▶ [WRITTEN REQUEST]: Repeat every record below exactly as written.

▶ [ENTRIES PROVIDED]:
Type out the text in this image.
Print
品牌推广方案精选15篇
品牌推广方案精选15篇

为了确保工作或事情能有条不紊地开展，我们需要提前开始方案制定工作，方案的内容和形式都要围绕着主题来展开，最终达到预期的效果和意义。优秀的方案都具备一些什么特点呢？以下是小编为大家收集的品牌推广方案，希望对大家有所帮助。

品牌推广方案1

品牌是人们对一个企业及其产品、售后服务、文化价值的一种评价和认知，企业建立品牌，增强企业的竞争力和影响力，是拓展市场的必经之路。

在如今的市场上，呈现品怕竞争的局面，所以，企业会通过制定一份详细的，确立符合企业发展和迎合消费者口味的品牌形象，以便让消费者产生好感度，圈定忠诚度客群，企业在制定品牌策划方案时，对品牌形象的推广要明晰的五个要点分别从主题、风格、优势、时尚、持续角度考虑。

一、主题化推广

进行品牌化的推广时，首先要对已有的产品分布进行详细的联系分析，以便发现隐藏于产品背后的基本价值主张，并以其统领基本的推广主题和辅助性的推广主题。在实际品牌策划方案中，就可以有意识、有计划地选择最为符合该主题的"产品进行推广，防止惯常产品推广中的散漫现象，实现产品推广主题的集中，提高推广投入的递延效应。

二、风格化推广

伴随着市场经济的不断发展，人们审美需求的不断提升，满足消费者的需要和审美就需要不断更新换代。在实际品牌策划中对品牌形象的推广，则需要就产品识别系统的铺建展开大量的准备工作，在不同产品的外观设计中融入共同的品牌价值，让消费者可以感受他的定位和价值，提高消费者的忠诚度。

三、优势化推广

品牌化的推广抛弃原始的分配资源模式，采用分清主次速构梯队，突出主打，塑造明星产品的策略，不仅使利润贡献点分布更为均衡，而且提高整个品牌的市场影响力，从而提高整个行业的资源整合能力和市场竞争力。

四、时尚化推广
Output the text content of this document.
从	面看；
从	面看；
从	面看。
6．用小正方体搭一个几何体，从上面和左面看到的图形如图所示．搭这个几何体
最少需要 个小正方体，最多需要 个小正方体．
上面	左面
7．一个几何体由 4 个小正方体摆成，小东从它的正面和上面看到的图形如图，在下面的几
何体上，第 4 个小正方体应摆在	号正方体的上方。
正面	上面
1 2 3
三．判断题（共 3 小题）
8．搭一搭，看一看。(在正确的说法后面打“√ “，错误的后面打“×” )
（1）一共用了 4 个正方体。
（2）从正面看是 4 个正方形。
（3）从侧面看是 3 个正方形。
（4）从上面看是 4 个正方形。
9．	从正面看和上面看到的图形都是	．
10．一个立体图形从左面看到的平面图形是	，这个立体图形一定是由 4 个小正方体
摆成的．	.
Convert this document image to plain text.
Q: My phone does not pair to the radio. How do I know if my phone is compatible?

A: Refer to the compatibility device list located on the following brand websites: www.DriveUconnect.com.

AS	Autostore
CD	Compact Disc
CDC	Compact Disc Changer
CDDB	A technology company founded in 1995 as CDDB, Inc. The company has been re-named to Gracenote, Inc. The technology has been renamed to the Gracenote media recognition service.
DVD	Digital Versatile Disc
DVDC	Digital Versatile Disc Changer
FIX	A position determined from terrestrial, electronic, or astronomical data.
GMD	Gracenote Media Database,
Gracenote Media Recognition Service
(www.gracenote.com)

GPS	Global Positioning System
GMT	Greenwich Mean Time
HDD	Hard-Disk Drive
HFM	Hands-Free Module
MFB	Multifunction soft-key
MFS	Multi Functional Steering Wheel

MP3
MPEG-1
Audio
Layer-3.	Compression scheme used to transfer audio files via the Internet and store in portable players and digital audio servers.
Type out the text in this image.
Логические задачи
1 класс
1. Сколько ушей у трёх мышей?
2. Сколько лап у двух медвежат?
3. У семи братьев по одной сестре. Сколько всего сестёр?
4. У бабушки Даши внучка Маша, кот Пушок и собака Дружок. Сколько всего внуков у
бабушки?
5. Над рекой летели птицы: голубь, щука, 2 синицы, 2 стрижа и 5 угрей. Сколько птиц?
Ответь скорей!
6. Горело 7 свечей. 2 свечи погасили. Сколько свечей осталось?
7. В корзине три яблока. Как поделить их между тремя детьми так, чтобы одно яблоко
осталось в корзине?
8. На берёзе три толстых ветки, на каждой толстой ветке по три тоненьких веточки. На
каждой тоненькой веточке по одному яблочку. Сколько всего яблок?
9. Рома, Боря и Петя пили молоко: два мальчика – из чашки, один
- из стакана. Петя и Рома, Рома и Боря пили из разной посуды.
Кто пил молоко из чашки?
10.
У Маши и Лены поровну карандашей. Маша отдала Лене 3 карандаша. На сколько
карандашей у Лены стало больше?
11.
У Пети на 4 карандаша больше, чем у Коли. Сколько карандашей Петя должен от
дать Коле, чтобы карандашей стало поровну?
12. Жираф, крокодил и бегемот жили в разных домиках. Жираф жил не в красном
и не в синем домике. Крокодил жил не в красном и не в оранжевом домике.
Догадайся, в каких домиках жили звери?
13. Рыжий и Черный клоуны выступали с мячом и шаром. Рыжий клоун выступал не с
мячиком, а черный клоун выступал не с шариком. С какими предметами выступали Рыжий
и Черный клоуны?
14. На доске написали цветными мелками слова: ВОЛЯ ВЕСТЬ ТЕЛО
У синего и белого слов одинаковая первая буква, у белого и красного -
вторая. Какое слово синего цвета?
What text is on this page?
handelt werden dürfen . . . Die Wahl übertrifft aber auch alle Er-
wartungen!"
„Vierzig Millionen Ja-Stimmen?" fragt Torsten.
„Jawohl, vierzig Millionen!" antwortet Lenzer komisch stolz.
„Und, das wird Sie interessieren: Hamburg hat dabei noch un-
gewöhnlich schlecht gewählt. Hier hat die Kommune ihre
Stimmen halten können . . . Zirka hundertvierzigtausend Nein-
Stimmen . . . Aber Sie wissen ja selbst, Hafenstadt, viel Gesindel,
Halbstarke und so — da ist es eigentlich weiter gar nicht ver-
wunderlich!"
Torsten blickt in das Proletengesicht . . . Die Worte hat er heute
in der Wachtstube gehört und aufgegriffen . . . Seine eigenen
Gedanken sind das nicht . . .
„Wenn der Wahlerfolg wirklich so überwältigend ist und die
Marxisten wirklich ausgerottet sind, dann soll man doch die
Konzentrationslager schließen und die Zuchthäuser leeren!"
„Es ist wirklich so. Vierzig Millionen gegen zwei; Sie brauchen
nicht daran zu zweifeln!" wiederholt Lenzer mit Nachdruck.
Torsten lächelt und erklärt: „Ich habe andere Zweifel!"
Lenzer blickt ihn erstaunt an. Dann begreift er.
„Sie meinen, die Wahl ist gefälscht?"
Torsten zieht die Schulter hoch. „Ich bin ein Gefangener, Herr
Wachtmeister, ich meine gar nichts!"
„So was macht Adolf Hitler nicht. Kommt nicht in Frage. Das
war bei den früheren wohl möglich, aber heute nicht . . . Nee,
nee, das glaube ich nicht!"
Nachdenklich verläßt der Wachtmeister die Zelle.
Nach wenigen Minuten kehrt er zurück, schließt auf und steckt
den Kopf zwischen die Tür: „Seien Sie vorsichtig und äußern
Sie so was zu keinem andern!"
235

▶ [FINISHED EXERCISE]:
Type out the text in this image.
Print
品牌推广方案精选15篇
品牌推广方案精选15篇

为了确保工作或事情能有条不紊地开展，我们需要提前开始方案制定工作，方案的内容和形式都要围绕着主题来展开，最终达到预期的效果和意义。优秀的方案都具备一些什么特点呢？以下是小编为大家收集的品牌推广方案，希望对大家有所帮助。

品牌推广方案1

品牌是人们对一个企业及其产品、售后服务、文化价值的一种评价和认知，企业建立品牌，增强企业的竞争力和影响力，是拓展市场的必经之路。

在如今的市场上，呈现品怕竞争的局面，所以，企业会通过制定一份详细的，确立符合企业发展和迎合消费者口味的品牌形象，以便让消费者产生好感度，圈定忠诚度客群，企业在制定品牌策划方案时，对品牌形象的推广要明晰的五个要点分别从主题、风格、优势、时尚、持续角度考虑。

一、主题化推广

进行品牌化的推广时，首先要对已有的产品分布进行详细的联系分析，以便发现隐藏于产品背后的基本价值主张，并以其统领基本的推广主题和辅助性的推广主题。在实际品牌策划方案中，就可以有意识、有计划地选择最为符合该主题的"产品进行推广，防止惯常产品推广中的散漫现象，实现产品推广主题的集中，提高推广投入的递延效应。

二、风格化推广

伴随着市场经济的不断发展，人们审美需求的不断提升，满足消费者的需要和审美就需要不断更新换代。在实际品牌策划中对品牌形象的推广，则需要就产品识别系统的铺建展开大量的准备工作，在不同产品的外观设计中融入共同的品牌价值，让消费者可以感受他的定位和价值，提高消费者的忠诚度。

三、优势化推广

品牌化的推广抛弃原始的分配资源模式，采用分清主次速构梯队，突出主打，塑造明星产品的策略，不仅使利润贡献点分布更为均衡，而且提高整个品牌的市场影响力，从而提高整个行业的资源整合能力和市场竞争力。

四、时尚化推广
Output the text content of this document.
从	面看；
从	面看；
从	面看。
6．用小正方体搭一个几何体，从上面和左面看到的图形如图所示．搭这个几何体
最少需要 个小正方体，最多需要 个小正方体．
上面	左面
7．一个几何体由 4 个小正方体摆成，小东从它的正面和上面看到的图形如图，在下面的几
何体上，第 4 个小正方体应摆在	号正方体的上方。
正面	上面
1 2 3
三．判断题（共 3 小题）
8．搭一搭，看一看。(在正确的说法后面打“√ “，错误的后面打“×” )
（1）一共用了 4 个正方体。
（2）从正面看是 4 个正方形。
（3）从侧面看是 3 个正方形。
（4）从上面看是 4 个正方形。
9．	从正面看和上面看到的图形都是	．
10．一个立体图形从左面看到的平面图形是	，这个立体图形一定是由 4 个小正方体
摆成的．	.
Convert this document image to plain text.
Q: My phone does not pair to the radio. How do I know if my phone is compatible?

A: Refer to the compatibility device list located on the following brand websites: www.DriveUconnect.com.

AS	Autostore
CD	Compact Disc
CDC	Compact Disc Changer
CDDB	A technology company founded in 1995 as CDDB, Inc. The company has been re-named to Gracenote, Inc. The technology has been renamed to the Gracenote media recognition service.
DVD	Digital Versatile Disc
DVDC	Digital Versatile Disc Changer
FIX	A position determined from terrestrial, electronic, or astronomical data.
GMD	Gracenote Media Database,
Gracenote Media Recognition Service
(www.gracenote.com)

GPS	Global Positioning System
GMT	Greenwich Mean Time
HDD	Hard-Disk Drive
HFM	Hands-Free Module
MFB	Multifunction soft-key
MFS	Multi Functional Steering Wheel

MP3
MPEG-1
Audio
Layer-3.	Compression scheme used to transfer audio files via the Internet and store in portable players and digital audio servers.
Type out the text in this image.
Логические задачи
1 класс
1. Сколько ушей у трёх мышей?
2. Сколько лап у двух медвежат?
3. У семи братьев по одной сестре. Сколько всего сестёр?
4. У бабушки Даши внучка Маша, кот Пушок и собака Дружок. Сколько всего внуков у
бабушки?
5. Над рекой летели птицы: голубь, щука, 2 синицы, 2 стрижа и 5 угрей. Сколько птиц?
Ответь скорей!
6. Горело 7 свечей. 2 свечи погасили. Сколько свечей осталось?
7. В корзине три яблока. Как поделить их между тремя детьми так, чтобы одно яблоко
осталось в корзине?
8. На берёзе три толстых ветки, на каждой толстой ветке по три тоненьких веточки. На
каждой тоненькой веточке по одному яблочку. Сколько всего яблок?
9. Рома, Боря и Петя пили молоко: два мальчика – из чашки, один
- из стакана. Петя и Рома, Рома и Боря пили из разной посуды.
Кто пил молоко из чашки?
10.
У Маши и Лены поровну карандашей. Маша отдала Лене 3 карандаша. На сколько
карандашей у Лены стало больше?
11.
У Пети на 4 карандаша больше, чем у Коли. Сколько карандашей Петя должен от
дать Коле, чтобы карандашей стало поровну?
12. Жираф, крокодил и бегемот жили в разных домиках. Жираф жил не в красном
и не в синем домике. Крокодил жил не в красном и не в оранжевом домике.
Догадайся, в каких домиках жили звери?
13. Рыжий и Черный клоуны выступали с мячом и шаром. Рыжий клоун выступал не с
мячиком, а черный клоун выступал не с шариком. С какими предметами выступали Рыжий
и Черный клоуны?
14. На доске написали цветными мелками слова: ВОЛЯ ВЕСТЬ ТЕЛО
У синего и белого слов одинаковая первая буква, у белого и красного -
вторая. Какое слово синего цвета?
What text is on this page?
handelt werden dürfen . . . Die Wahl übertrifft aber auch alle Er-
wartungen!"
„Vierzig Millionen Ja-Stimmen?" fragt Torsten.
„Jawohl, vierzig Millionen!" antwortet Lenzer komisch stolz.
„Und, das wird Sie interessieren: Hamburg hat dabei noch un-
gewöhnlich schlecht gewählt. Hier hat die Kommune ihre
Stimmen halten können . . . Zirka hundertvierzigtausend Nein-
Stimmen . . . Aber Sie wissen ja selbst, Hafenstadt, viel Gesindel,
Halbstarke und so — da ist es eigentlich weiter gar nicht ver-
wunderlich!"
Torsten blickt in das Proletengesicht . . . Die Worte hat er heute
in der Wachtstube gehört und aufgegriffen . . . Seine eigenen
Gedanken sind das nicht . . .
„Wenn der Wahlerfolg wirklich so überwältigend ist und die
Marxisten wirklich ausgerottet sind, dann soll man doch die
Konzentrationslager schließen und die Zuchthäuser leeren!"
„Es ist wirklich so. Vierzig Millionen gegen zwei; Sie brauchen
nicht daran zu zweifeln!" wiederholt Lenzer mit Nachdruck.
Torsten lächelt und erklärt: „Ich habe andere Zweifel!"
Lenzer blickt ihn erstaunt an. Dann begreift er.
„Sie meinen, die Wahl ist gefälscht?"
Torsten zieht die Schulter hoch. „Ich bin ein Gefangener, Herr
Wachtmeister, ich meine gar nichts!"
„So was macht Adolf Hitler nicht. Kommt nicht in Frage. Das
war bei den früheren wohl möglich, aber heute nicht . . . Nee,
nee, das glaube ich nicht!"
Nachdenklich verläßt der Wachtmeister die Zelle.
Nach wenigen Minuten kehrt er zurück, schließt auf und steckt
den Kopf zwischen die Tür: „Seien Sie vorsichtig und äußern
Sie so was zu keinem andern!"
235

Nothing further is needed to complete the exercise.